No title. No particular theme. I’m sipping a glass of water on a warmish summer-y evening in September. I spent most of the afternoon with my Traveling Partner, putting away some of the camping gear, pulling out other stuff, and getting my gear sorted for my camping trip next weekend. It was fun and time well-spent, together. I’m tired, now. My mind is sort of just floating through my thoughts, meandering among ideas and recollections, without any focus. I feel light-hearted, relaxed, and easy. It’s a pleasant moment. I am not quite waiting, in this moment betwixt other moments, while my Traveling Partner showers. Our plan, presently, sort of, is to go enjoy “breakfast for dinner” at a local chain breakfast place. Is that weird? I don’t know. I don’t care if it is. It’s something I enjoy.

…We may not even go, it’s that sort of very flexible afternoon, heading into evening. Could be that by the time showers are had, and clothes are changed, we’ll rather stay in and figure out something else. (I mean, I could do all the work to make breakfast for dinner at home, but doing that much work… nah. I don’t feel like doing that.)

…If we do go out, I should put on a different shirt… my worn(out) Wonder Woman tank top is not quite threadbare, but definitely lacking any newness whatever, and it’s pretty shabby. “Home clothes” for lounging and lazing, fine, but going out to dinner – even to enjoy breakfast foods – I would rather put on something a bit more “presentable”. I hear my partner step out of the shower. It’s time to begin again. 😀

It’s late in the day. The edge of evening, and not quite afternoon. I started my day at the usual time, and instead of going straight to work, I went for a walk and let my Traveling Partner sleep awhile longer. I caught the sunrise, just as I got to the start of the trail I planned to walk, and sat on a nearby picnic table and just… watched. Gorgeous sunrise. The morning’s cloudy skies quickly gave way to a sparkling-clear azure blue sky. Lovely.

MATERIAL FOR THIS TASK:
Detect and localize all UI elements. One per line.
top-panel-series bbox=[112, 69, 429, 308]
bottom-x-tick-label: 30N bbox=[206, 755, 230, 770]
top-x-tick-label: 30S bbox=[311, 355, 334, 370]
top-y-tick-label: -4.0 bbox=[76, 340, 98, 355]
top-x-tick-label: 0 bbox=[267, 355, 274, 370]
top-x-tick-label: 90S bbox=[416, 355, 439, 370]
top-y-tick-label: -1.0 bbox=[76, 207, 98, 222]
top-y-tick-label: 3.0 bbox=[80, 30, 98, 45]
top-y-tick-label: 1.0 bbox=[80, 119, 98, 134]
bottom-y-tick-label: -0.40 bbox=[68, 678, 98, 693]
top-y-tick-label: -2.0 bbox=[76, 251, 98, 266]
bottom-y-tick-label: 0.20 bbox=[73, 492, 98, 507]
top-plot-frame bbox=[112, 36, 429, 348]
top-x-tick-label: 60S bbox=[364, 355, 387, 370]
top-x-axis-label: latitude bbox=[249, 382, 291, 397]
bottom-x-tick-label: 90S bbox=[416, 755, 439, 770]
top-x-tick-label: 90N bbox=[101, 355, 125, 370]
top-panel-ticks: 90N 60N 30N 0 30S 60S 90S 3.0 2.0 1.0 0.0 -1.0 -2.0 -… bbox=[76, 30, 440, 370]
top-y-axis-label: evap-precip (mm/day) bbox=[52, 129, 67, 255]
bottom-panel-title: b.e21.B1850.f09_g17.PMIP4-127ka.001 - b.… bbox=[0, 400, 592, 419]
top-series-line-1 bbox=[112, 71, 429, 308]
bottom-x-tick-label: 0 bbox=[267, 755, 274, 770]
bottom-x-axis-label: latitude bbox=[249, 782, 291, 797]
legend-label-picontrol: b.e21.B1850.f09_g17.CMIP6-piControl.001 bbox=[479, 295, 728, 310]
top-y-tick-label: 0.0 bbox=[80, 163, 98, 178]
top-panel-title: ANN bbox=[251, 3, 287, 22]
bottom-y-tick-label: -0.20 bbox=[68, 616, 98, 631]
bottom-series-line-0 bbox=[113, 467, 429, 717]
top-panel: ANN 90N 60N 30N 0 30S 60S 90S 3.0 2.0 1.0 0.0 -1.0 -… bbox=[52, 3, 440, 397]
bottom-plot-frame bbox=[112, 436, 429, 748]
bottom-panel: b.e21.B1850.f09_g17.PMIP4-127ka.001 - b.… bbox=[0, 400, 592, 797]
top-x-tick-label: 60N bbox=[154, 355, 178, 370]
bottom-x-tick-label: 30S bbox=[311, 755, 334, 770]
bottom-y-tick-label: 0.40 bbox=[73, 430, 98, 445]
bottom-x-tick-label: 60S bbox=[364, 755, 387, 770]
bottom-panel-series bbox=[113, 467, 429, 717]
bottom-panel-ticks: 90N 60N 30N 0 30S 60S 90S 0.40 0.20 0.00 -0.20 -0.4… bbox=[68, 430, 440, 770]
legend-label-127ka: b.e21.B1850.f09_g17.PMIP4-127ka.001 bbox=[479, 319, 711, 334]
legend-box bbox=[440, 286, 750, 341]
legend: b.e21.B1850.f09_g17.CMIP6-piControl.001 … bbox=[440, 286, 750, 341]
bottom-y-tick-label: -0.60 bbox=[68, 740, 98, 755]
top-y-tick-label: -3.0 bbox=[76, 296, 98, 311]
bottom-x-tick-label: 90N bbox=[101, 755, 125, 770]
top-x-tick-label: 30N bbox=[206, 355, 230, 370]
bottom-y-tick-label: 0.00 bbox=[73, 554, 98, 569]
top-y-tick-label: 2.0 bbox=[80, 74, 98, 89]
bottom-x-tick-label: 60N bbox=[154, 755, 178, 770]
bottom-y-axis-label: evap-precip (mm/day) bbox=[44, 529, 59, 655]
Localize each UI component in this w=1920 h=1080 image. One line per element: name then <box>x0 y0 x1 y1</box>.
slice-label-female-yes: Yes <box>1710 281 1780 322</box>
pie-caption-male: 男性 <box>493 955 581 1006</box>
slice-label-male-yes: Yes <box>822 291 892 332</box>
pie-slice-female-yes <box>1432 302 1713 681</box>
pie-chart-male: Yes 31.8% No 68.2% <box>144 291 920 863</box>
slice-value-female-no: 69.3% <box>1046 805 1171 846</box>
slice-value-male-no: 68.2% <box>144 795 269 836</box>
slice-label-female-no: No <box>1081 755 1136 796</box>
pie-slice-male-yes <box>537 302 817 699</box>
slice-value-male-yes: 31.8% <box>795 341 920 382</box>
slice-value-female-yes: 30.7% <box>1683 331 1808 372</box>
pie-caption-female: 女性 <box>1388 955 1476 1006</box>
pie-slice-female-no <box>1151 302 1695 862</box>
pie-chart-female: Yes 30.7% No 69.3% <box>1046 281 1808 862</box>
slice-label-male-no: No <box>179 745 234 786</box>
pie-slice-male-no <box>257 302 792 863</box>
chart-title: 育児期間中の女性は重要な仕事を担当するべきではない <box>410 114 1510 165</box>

YOUR TASKS:
1. Which phrases does the personal text about the September evening put inside quotation marks?
2. Reproduce the entries verbatim, starting with the first line of the records and ending with the line that contains "top-x-tick-label: 0 bbox=[267, 355, 274, 370]". Include both of those lines.

ANSWERS TO EACH TASK:
1.
- "breakfast for dinner"
- "Home clothes"
- "presentable"

2.
Detect and localize all UI elements. One per line.
top-panel-series bbox=[112, 69, 429, 308]
bottom-x-tick-label: 30N bbox=[206, 755, 230, 770]
top-x-tick-label: 30S bbox=[311, 355, 334, 370]
top-y-tick-label: -4.0 bbox=[76, 340, 98, 355]
top-x-tick-label: 0 bbox=[267, 355, 274, 370]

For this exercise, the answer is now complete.